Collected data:
____________
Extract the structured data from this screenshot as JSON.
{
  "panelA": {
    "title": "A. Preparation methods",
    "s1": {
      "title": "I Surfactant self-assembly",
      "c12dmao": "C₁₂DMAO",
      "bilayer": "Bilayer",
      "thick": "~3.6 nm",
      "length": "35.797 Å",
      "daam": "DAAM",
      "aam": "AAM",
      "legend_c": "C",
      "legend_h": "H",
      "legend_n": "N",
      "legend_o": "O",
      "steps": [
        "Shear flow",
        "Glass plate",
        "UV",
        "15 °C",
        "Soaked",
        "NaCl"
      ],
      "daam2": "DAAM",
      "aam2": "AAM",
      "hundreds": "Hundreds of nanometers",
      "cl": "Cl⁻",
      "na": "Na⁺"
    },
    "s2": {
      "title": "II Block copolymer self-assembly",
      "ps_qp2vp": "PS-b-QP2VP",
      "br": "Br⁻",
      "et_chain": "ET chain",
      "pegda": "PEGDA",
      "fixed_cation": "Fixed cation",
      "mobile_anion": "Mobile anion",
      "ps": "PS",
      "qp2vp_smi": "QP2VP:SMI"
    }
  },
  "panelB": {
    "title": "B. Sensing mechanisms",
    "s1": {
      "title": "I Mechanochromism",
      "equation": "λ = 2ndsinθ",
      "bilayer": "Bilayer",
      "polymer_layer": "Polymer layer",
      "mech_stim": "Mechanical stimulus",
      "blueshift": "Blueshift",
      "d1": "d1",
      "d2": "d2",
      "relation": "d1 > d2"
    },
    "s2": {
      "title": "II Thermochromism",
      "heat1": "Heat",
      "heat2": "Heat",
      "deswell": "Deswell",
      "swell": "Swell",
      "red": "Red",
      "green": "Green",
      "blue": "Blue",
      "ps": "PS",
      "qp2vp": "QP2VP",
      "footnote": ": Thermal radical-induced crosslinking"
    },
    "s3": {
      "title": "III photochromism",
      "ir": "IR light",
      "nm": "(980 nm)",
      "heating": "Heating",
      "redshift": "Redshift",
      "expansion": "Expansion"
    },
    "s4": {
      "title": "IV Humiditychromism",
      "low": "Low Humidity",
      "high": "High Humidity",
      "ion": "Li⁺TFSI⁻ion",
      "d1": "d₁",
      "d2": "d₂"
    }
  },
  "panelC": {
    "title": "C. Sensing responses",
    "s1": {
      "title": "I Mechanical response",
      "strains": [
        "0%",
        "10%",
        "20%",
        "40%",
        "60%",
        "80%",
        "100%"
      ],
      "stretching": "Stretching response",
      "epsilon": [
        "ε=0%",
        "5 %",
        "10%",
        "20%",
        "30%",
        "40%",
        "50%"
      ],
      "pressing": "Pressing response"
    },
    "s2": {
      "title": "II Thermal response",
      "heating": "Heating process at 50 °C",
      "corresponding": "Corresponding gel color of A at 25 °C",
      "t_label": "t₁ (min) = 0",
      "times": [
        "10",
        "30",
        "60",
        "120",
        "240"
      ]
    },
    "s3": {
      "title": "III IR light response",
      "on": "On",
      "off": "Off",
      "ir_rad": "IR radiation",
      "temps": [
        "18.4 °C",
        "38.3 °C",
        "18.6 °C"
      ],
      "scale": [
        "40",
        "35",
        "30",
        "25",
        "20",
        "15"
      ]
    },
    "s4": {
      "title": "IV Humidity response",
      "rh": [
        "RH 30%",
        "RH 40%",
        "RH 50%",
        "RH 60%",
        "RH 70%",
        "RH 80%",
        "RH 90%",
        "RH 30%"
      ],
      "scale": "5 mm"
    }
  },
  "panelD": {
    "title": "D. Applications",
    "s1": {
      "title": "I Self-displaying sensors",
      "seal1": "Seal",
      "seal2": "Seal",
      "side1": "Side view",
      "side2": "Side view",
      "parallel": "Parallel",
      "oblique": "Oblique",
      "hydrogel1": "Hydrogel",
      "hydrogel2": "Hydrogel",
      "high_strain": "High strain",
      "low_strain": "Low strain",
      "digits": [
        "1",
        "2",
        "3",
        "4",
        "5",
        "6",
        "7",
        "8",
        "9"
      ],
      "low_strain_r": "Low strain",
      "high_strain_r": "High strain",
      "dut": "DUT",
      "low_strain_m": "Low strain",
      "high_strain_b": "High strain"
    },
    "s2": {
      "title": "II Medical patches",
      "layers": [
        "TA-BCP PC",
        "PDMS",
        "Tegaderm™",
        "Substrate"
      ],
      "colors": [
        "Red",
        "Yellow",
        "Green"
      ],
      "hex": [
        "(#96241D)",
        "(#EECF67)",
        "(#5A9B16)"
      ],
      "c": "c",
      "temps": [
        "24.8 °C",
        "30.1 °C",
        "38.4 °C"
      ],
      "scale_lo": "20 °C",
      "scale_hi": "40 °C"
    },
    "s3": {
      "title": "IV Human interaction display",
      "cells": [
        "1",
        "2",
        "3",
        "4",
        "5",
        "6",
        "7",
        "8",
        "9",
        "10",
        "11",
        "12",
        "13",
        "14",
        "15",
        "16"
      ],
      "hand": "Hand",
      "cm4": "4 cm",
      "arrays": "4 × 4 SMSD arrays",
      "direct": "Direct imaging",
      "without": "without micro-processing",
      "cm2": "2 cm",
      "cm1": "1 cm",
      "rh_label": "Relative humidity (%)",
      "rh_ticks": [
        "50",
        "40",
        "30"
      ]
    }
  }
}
____________
Your task is to print all of the records exactly.

Task response –
Extract the structured data from this screenshot as JSON.
{
  "panelA": {
    "title": "A. Preparation methods",
    "s1": {
      "title": "I Surfactant self-assembly",
      "c12dmao": "C₁₂DMAO",
      "bilayer": "Bilayer",
      "thick": "~3.6 nm",
      "length": "35.797 Å",
      "daam": "DAAM",
      "aam": "AAM",
      "legend_c": "C",
      "legend_h": "H",
      "legend_n": "N",
      "legend_o": "O",
      "steps": [
        "Shear flow",
        "Glass plate",
        "UV",
        "15 °C",
        "Soaked",
        "NaCl"
      ],
      "daam2": "DAAM",
      "aam2": "AAM",
      "hundreds": "Hundreds of nanometers",
      "cl": "Cl⁻",
      "na": "Na⁺"
    },
    "s2": {
      "title": "II Block copolymer self-assembly",
      "ps_qp2vp": "PS-b-QP2VP",
      "br": "Br⁻",
      "et_chain": "ET chain",
      "pegda": "PEGDA",
      "fixed_cation": "Fixed cation",
      "mobile_anion": "Mobile anion",
      "ps": "PS",
      "qp2vp_smi": "QP2VP:SMI"
    }
  },
  "panelB": {
    "title": "B. Sensing mechanisms",
    "s1": {
      "title": "I Mechanochromism",
      "equation": "λ = 2ndsinθ",
      "bilayer": "Bilayer",
      "polymer_layer": "Polymer layer",
      "mech_stim": "Mechanical stimulus",
      "blueshift": "Blueshift",
      "d1": "d1",
      "d2": "d2",
      "relation": "d1 > d2"
    },
    "s2": {
      "title": "II Thermochromism",
      "heat1": "Heat",
      "heat2": "Heat",
      "deswell": "Deswell",
      "swell": "Swell",
      "red": "Red",
      "green": "Green",
      "blue": "Blue",
      "ps": "PS",
      "qp2vp": "QP2VP",
      "footnote": ": Thermal radical-induced crosslinking"
    },
    "s3": {
      "title": "III photochromism",
      "ir": "IR light",
      "nm": "(980 nm)",
      "heating": "Heating",
      "redshift": "Redshift",
      "expansion": "Expansion"
    },
    "s4": {
      "title": "IV Humiditychromism",
      "low": "Low Humidity",
      "high": "High Humidity",
      "ion": "Li⁺TFSI⁻ion",
      "d1": "d₁",
      "d2": "d₂"
    }
  },
  "panelC": {
    "title": "C. Sensing responses",
    "s1": {
      "title": "I Mechanical response",
      "strains": [
        "0%",
        "10%",
        "20%",
        "40%",
        "60%",
        "80%",
        "100%"
      ],
      "stretching": "Stretching response",
      "epsilon": [
        "ε=0%",
        "5 %",
        "10%",
        "20%",
        "30%",
        "40%",
        "50%"
      ],
      "pressing": "Pressing response"
    },
    "s2": {
      "title": "II Thermal response",
      "heating": "Heating process at 50 °C",
      "corresponding": "Corresponding gel color of A at 25 °C",
      "t_label": "t₁ (min) = 0",
      "times": [
        "10",
        "30",
        "60",
        "120",
        "240"
      ]
    },
    "s3": {
      "title": "III IR light response",
      "on": "On",
      "off": "Off",
      "ir_rad": "IR radiation",
      "temps": [
        "18.4 °C",
        "38.3 °C",
        "18.6 °C"
      ],
      "scale": [
        "40",
        "35",
        "30",
        "25",
        "20",
        "15"
      ]
    },
    "s4": {
      "title": "IV Humidity response",
      "rh": [
        "RH 30%",
        "RH 40%",
        "RH 50%",
        "RH 60%",
        "RH 70%",
        "RH 80%",
        "RH 90%",
        "RH 30%"
      ],
      "scale": "5 mm"
    }
  },
  "panelD": {
    "title": "D. Applications",
    "s1": {
      "title": "I Self-displaying sensors",
      "seal1": "Seal",
      "seal2": "Seal",
      "side1": "Side view",
      "side2": "Side view",
      "parallel": "Parallel",
      "oblique": "Oblique",
      "hydrogel1": "Hydrogel",
      "hydrogel2": "Hydrogel",
      "high_strain": "High strain",
      "low_strain": "Low strain",
      "digits": [
        "1",
        "2",
        "3",
        "4",
        "5",
        "6",
        "7",
        "8",
        "9"
      ],
      "low_strain_r": "Low strain",
      "high_strain_r": "High strain",
      "dut": "DUT",
      "low_strain_m": "Low strain",
      "high_strain_b": "High strain"
    },
    "s2": {
      "title": "II Medical patches",
      "layers": [
        "TA-BCP PC",
        "PDMS",
        "Tegaderm™",
        "Substrate"
      ],
      "colors": [
        "Red",
        "Yellow",
        "Green"
      ],
      "hex": [
        "(#96241D)",
        "(#EECF67)",
        "(#5A9B16)"
      ],
      "c": "c",
      "temps": [
        "24.8 °C",
        "30.1 °C",
        "38.4 °C"
      ],
      "scale_lo": "20 °C",
      "scale_hi": "40 °C"
    },
    "s3": {
      "title": "IV Human interaction display",
      "cells": [
        "1",
        "2",
        "3",
        "4",
        "5",
        "6",
        "7",
        "8",
        "9",
        "10",
        "11",
        "12",
        "13",
        "14",
        "15",
        "16"
      ],
      "hand": "Hand",
      "cm4": "4 cm",
      "arrays": "4 × 4 SMSD arrays",
      "direct": "Direct imaging",
      "without": "without micro-processing",
      "cm2": "2 cm",
      "cm1": "1 cm",
      "rh_label": "Relative humidity (%)",
      "rh_ticks": [
        "50",
        "40",
        "30"
      ]
    }
  }
}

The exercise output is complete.